### Requirement
Nothing but the lines from the one containing "Transcribe the text in this document." to the end of the data should be returned, exactly as written; pictures are omitted.

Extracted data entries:
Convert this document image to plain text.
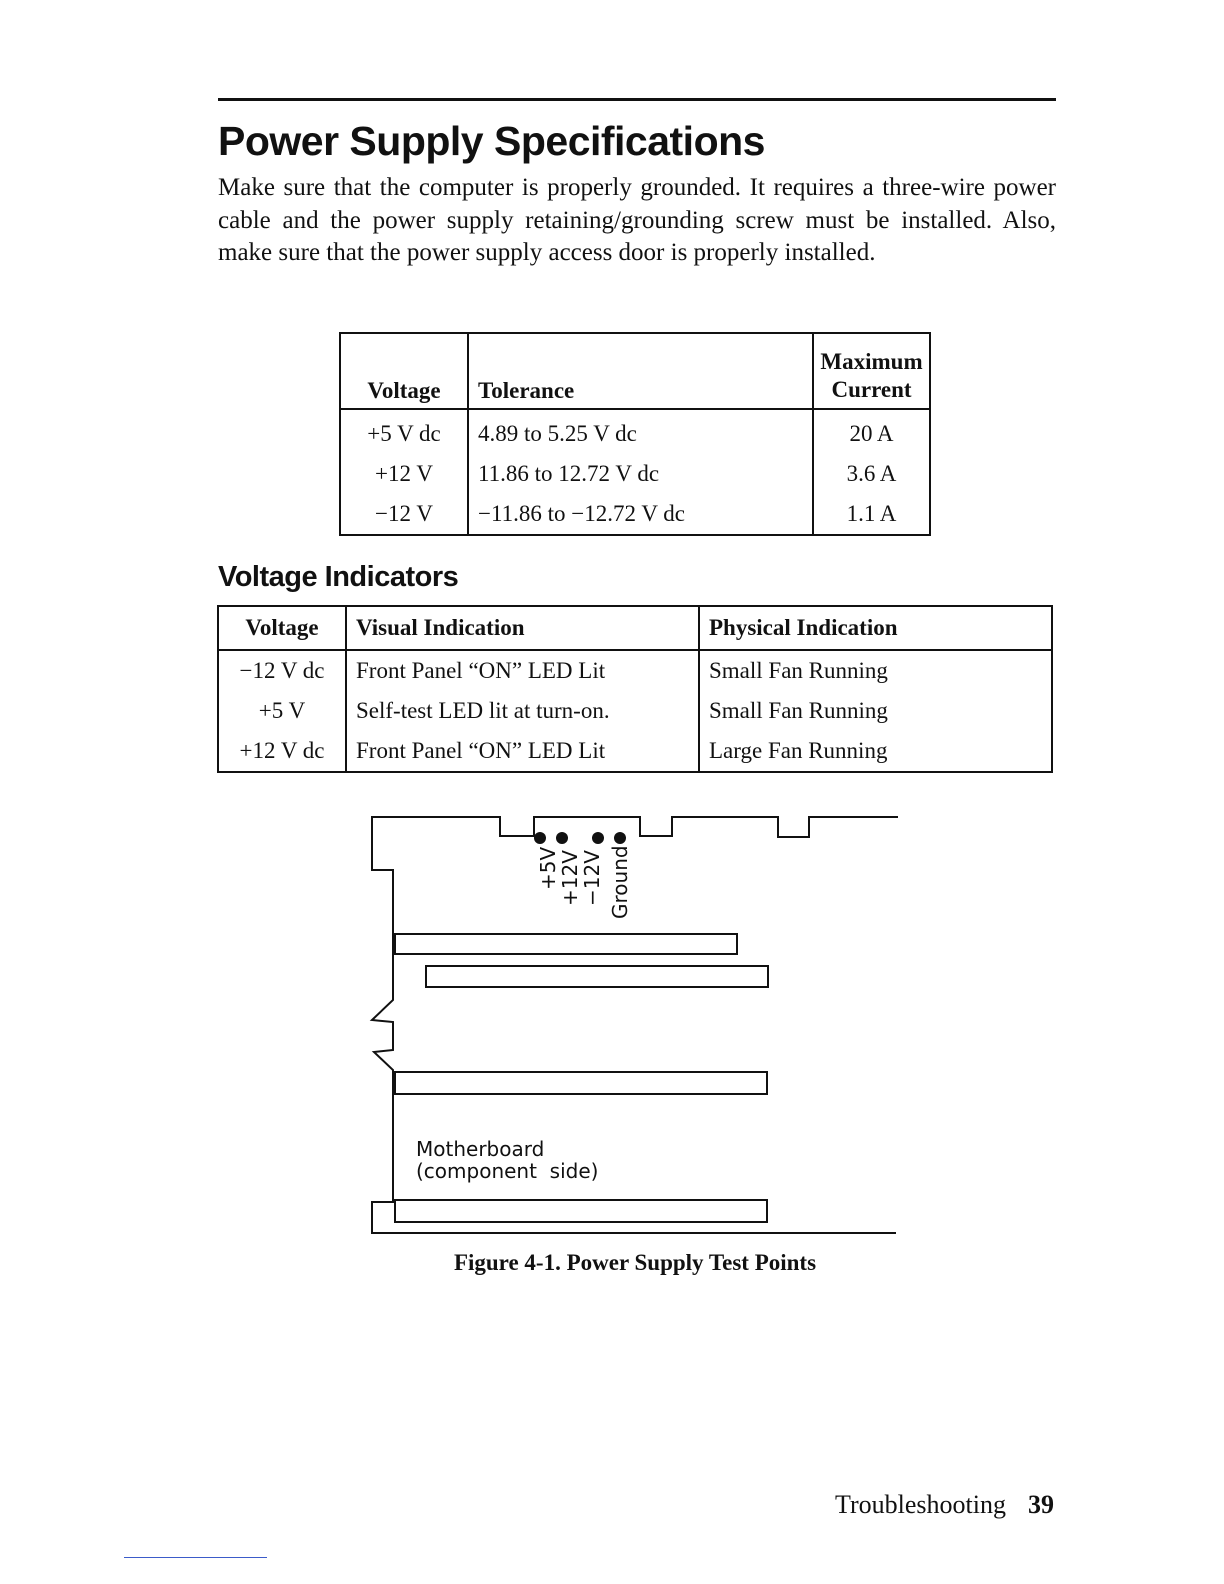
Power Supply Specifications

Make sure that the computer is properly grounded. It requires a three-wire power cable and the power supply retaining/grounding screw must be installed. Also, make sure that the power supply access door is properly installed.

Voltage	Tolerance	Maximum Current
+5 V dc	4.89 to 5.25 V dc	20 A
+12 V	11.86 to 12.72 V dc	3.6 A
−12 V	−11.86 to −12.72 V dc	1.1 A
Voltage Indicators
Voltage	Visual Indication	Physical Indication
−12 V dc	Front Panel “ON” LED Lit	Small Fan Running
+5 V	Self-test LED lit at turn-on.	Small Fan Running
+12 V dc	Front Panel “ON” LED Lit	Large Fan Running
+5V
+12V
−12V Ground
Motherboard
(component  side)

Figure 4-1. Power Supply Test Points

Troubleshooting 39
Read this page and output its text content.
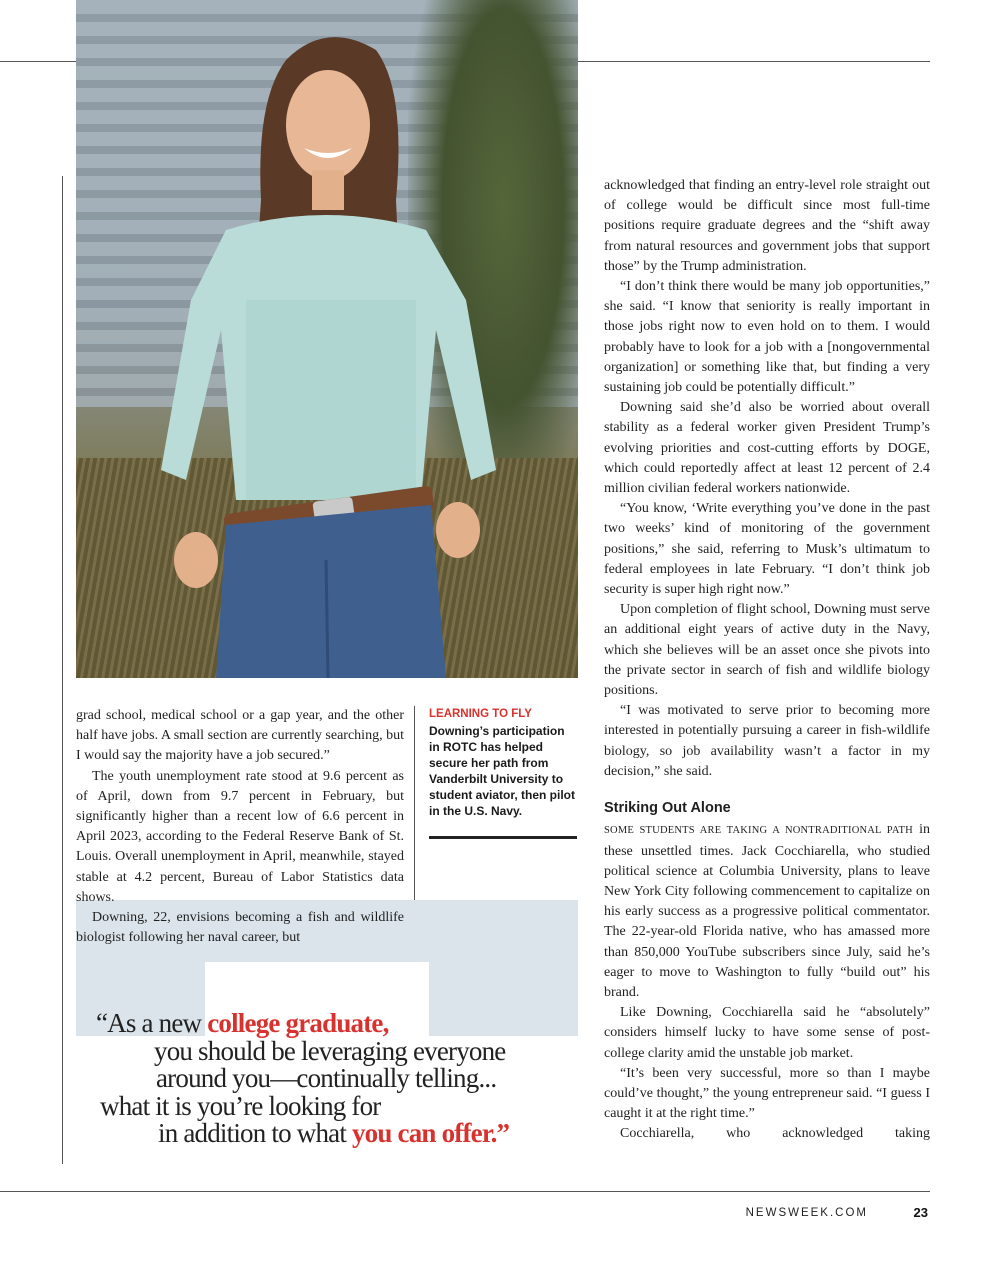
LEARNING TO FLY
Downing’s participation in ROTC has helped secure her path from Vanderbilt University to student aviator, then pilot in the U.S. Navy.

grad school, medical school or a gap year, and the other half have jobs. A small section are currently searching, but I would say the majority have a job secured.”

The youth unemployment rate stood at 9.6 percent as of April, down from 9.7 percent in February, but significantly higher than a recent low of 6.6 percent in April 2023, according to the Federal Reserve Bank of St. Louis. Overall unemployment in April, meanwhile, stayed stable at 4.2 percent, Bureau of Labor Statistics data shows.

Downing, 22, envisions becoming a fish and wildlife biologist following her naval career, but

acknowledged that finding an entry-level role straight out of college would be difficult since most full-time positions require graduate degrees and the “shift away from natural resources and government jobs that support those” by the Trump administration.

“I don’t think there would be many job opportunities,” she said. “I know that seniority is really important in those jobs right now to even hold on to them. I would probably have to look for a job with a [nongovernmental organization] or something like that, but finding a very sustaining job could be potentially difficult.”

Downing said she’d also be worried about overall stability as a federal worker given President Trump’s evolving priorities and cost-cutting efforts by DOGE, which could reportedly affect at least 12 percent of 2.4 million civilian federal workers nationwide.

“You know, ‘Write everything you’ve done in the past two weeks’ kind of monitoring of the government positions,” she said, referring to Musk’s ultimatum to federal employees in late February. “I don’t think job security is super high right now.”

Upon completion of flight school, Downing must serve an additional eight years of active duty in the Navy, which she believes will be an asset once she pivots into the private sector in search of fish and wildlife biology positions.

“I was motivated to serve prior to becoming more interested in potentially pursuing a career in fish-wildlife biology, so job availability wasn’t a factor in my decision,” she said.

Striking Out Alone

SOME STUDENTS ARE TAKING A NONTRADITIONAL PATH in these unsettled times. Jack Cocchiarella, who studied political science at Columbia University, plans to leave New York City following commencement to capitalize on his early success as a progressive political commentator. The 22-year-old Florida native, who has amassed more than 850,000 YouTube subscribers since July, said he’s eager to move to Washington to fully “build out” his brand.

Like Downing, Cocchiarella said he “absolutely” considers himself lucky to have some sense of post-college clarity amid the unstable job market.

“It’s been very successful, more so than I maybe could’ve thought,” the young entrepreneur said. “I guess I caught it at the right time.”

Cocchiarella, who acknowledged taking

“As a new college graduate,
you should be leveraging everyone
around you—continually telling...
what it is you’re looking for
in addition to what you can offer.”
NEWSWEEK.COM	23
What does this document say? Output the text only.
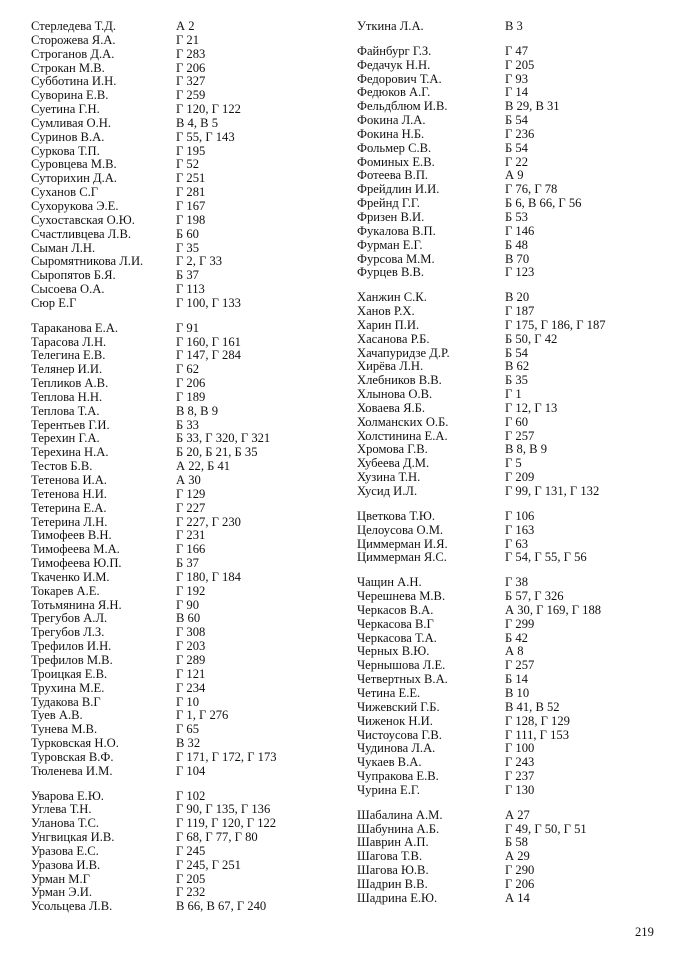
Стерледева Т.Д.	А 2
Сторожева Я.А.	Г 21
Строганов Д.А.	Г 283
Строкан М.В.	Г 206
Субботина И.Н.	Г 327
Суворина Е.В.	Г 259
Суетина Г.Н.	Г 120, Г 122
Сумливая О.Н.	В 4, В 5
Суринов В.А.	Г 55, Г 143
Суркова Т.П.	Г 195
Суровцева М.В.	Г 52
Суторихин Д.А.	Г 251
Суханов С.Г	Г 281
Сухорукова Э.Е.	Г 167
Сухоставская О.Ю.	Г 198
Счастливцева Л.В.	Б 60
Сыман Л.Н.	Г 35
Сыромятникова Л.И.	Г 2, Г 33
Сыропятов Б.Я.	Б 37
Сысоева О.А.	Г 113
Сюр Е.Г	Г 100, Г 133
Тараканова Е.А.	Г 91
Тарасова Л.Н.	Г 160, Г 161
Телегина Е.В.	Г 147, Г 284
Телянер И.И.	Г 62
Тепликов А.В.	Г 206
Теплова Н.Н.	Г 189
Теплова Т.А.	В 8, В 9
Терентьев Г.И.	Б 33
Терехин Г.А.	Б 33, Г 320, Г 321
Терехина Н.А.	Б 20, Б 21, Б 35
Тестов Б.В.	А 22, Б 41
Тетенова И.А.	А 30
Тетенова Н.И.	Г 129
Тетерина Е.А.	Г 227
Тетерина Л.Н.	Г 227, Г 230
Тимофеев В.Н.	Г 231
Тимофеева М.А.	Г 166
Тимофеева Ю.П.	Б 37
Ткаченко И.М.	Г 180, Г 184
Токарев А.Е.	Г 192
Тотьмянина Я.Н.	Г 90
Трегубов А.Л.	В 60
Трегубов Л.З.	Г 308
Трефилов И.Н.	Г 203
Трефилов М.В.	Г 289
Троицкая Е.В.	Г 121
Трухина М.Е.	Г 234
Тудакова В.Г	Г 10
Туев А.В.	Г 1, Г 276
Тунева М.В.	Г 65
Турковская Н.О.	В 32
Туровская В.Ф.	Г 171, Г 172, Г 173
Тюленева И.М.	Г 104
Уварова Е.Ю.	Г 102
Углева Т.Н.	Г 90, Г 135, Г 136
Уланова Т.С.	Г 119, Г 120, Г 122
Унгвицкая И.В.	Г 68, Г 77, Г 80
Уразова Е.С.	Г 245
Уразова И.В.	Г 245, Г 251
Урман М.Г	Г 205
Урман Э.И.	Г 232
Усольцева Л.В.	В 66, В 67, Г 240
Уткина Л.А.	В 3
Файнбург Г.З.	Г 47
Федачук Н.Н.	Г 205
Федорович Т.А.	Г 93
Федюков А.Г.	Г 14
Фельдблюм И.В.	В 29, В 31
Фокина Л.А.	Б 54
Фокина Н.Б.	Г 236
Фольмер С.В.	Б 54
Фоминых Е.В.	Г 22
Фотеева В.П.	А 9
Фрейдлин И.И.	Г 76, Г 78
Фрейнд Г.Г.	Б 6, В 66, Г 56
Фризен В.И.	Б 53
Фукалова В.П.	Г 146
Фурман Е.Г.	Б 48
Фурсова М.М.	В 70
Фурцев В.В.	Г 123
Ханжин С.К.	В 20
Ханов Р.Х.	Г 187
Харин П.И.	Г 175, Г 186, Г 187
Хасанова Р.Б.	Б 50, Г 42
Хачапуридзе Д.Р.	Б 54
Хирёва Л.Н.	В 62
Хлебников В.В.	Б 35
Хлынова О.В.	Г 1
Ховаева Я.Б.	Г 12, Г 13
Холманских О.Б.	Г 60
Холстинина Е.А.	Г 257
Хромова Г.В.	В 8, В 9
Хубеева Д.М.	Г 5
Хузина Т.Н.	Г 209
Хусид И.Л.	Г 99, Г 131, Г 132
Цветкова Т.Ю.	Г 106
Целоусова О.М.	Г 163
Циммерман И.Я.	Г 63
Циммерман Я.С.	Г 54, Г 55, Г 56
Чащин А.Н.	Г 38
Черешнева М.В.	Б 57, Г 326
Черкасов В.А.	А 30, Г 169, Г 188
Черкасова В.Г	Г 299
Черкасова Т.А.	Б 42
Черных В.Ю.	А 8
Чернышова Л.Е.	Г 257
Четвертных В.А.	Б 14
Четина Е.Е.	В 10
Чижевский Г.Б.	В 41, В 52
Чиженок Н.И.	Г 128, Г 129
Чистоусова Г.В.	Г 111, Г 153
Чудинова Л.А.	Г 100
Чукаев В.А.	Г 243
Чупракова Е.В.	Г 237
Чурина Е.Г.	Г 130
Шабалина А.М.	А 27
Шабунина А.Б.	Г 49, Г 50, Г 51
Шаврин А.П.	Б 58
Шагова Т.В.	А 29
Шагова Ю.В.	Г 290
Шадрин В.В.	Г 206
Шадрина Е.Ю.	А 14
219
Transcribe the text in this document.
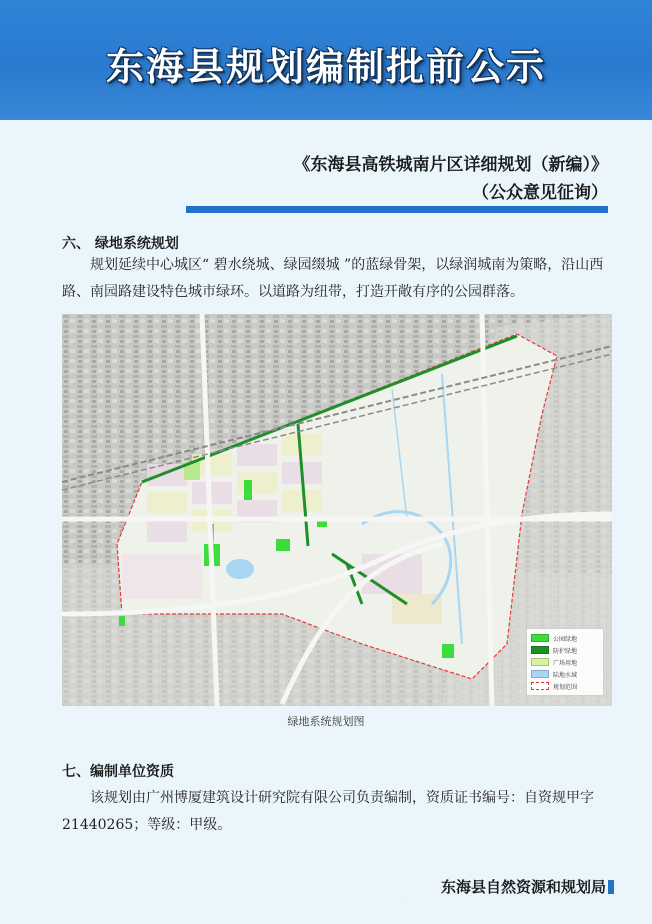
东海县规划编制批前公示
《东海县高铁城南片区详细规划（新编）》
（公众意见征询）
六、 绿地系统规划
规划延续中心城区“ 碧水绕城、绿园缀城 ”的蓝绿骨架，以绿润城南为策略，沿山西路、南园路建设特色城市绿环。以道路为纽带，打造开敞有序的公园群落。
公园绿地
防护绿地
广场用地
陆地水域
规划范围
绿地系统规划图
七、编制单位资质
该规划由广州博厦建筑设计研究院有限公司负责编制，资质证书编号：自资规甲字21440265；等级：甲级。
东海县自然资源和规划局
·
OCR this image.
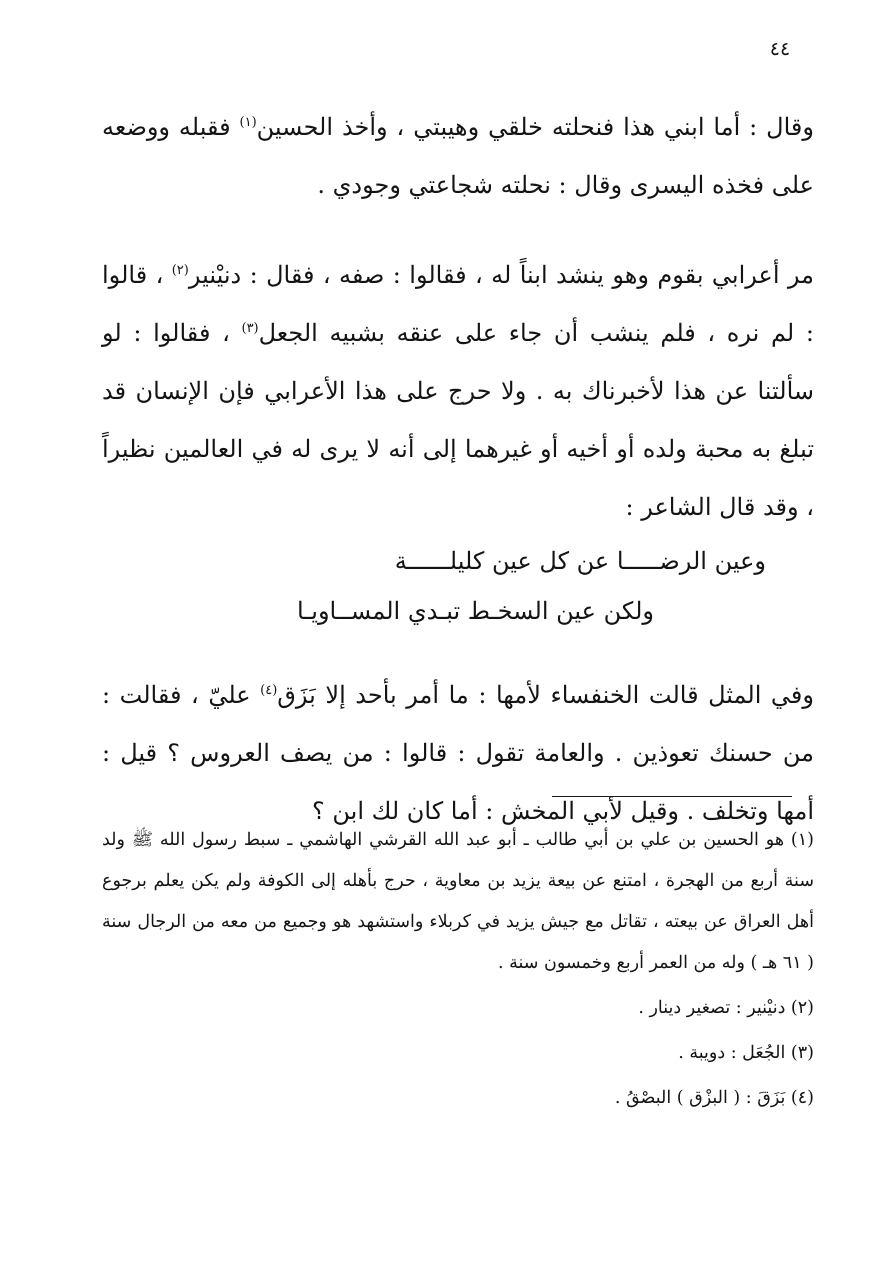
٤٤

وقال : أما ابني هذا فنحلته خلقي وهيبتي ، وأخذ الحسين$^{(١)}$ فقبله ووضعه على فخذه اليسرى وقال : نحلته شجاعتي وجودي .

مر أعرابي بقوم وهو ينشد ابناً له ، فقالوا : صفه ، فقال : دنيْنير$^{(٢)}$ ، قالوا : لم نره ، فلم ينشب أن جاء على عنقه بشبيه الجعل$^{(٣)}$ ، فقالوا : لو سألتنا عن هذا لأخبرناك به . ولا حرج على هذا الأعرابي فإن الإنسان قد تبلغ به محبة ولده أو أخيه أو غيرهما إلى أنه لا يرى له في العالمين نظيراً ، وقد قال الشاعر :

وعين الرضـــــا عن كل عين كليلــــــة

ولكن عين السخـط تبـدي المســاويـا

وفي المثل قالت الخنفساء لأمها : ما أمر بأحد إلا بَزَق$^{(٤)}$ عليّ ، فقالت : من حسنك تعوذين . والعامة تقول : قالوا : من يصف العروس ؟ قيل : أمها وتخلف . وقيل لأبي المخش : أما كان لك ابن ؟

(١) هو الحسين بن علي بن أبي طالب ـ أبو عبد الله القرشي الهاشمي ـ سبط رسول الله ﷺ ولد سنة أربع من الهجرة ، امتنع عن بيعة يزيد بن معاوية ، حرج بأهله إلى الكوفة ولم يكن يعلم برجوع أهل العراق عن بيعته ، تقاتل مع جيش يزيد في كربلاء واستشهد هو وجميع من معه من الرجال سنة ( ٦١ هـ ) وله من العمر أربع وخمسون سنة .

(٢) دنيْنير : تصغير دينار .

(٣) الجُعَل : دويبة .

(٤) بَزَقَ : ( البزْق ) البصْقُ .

### Task answer
Transcribe the text in this document.
东海县规划编制批前公示
《东海县高铁城南片区详细规划（新编）》
（公众意见征询）
六、 绿地系统规划
规划延续中心城区“ 碧水绕城、绿园缀城 ”的蓝绿骨架，以绿润城南为策略，沿山西路、南园路建设特色城市绿环。以道路为纽带，打造开敞有序的公园群落。
公园绿地
防护绿地
广场用地
陆地水域
规划范围
绿地系统规划图
七、编制单位资质
该规划由广州博厦建筑设计研究院有限公司负责编制，资质证书编号：自资规甲字21440265；等级：甲级。
东海县自然资源和规划局
·
OCR this image.
٤٤

وقال : أما ابني هذا فنحلته خلقي وهيبتي ، وأخذ الحسين$^{(١)}$ فقبله ووضعه على فخذه اليسرى وقال : نحلته شجاعتي وجودي .

مر أعرابي بقوم وهو ينشد ابناً له ، فقالوا : صفه ، فقال : دنيْنير$^{(٢)}$ ، قالوا : لم نره ، فلم ينشب أن جاء على عنقه بشبيه الجعل$^{(٣)}$ ، فقالوا : لو سألتنا عن هذا لأخبرناك به . ولا حرج على هذا الأعرابي فإن الإنسان قد تبلغ به محبة ولده أو أخيه أو غيرهما إلى أنه لا يرى له في العالمين نظيراً ، وقد قال الشاعر :

وعين الرضـــــا عن كل عين كليلــــــة

ولكن عين السخـط تبـدي المســاويـا

وفي المثل قالت الخنفساء لأمها : ما أمر بأحد إلا بَزَق$^{(٤)}$ عليّ ، فقالت : من حسنك تعوذين . والعامة تقول : قالوا : من يصف العروس ؟ قيل : أمها وتخلف . وقيل لأبي المخش : أما كان لك ابن ؟

(١) هو الحسين بن علي بن أبي طالب ـ أبو عبد الله القرشي الهاشمي ـ سبط رسول الله ﷺ ولد سنة أربع من الهجرة ، امتنع عن بيعة يزيد بن معاوية ، حرج بأهله إلى الكوفة ولم يكن يعلم برجوع أهل العراق عن بيعته ، تقاتل مع جيش يزيد في كربلاء واستشهد هو وجميع من معه من الرجال سنة ( ٦١ هـ ) وله من العمر أربع وخمسون سنة .

(٢) دنيْنير : تصغير دينار .

(٣) الجُعَل : دويبة .

(٤) بَزَقَ : ( البزْق ) البصْقُ .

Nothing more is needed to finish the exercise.